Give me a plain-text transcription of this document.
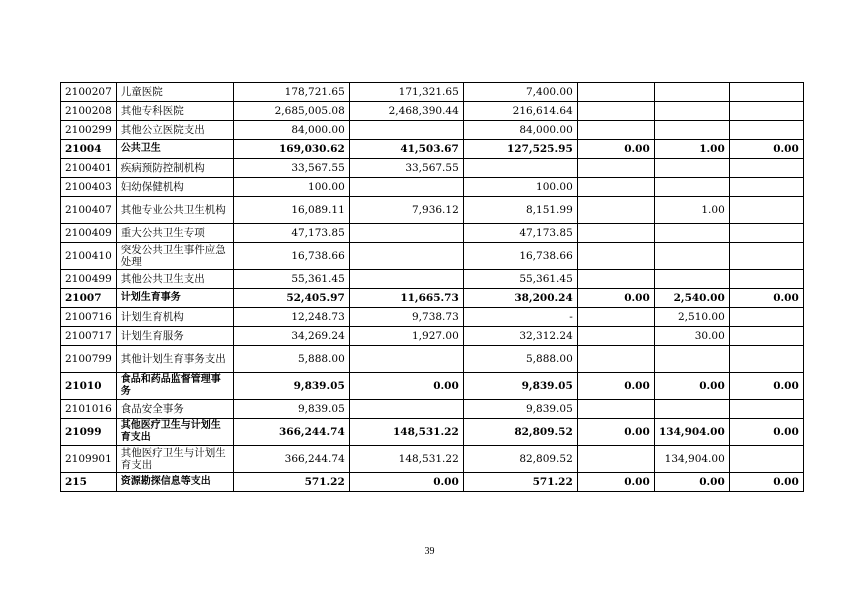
2100207	儿童医院	178,721.65	171,321.65	7,400.00			
2100208	其他专科医院	2,685,005.08	2,468,390.44	216,614.64			
2100299	其他公立医院支出	84,000.00		84,000.00			
21004	公共卫生	169,030.62	41,503.67	127,525.95	0.00	1.00	0.00
2100401	疾病预防控制机构	33,567.55	33,567.55				
2100403	妇幼保健机构	100.00		100.00			
2100407	其他专业公共卫生机构	16,089.11	7,936.12	8,151.99		1.00	
2100409	重大公共卫生专项	47,173.85		47,173.85			
2100410	突发公共卫生事件应急处理	16,738.66		16,738.66			
2100499	其他公共卫生支出	55,361.45		55,361.45			
21007	计划生育事务	52,405.97	11,665.73	38,200.24	0.00	2,540.00	0.00
2100716	计划生育机构	12,248.73	9,738.73	-		2,510.00	
2100717	计划生育服务	34,269.24	1,927.00	32,312.24		30.00	
2100799	其他计划生育事务支出	5,888.00		5,888.00			
21010	食品和药品监督管理事务	9,839.05	0.00	9,839.05	0.00	0.00	0.00
2101016	食品安全事务	9,839.05		9,839.05			
21099	其他医疗卫生与计划生育支出	366,244.74	148,531.22	82,809.52	0.00	134,904.00	0.00
2109901	其他医疗卫生与计划生育支出	366,244.74	148,531.22	82,809.52		134,904.00	
215	资源勘探信息等支出	571.22	0.00	571.22	0.00	0.00	0.00
39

★ ★ ★ ★

GIVEN TASK |
Locate the word "其他医疗卫生与计划生育支出" in the data above. Copy every line carrying it.

REPLY |
21099	其他医疗卫生与计划生育支出	366,244.74	148,531.22	82,809.52	0.00	134,904.00	0.00
2109901	其他医疗卫生与计划生育支出	366,244.74	148,531.22	82,809.52		134,904.00	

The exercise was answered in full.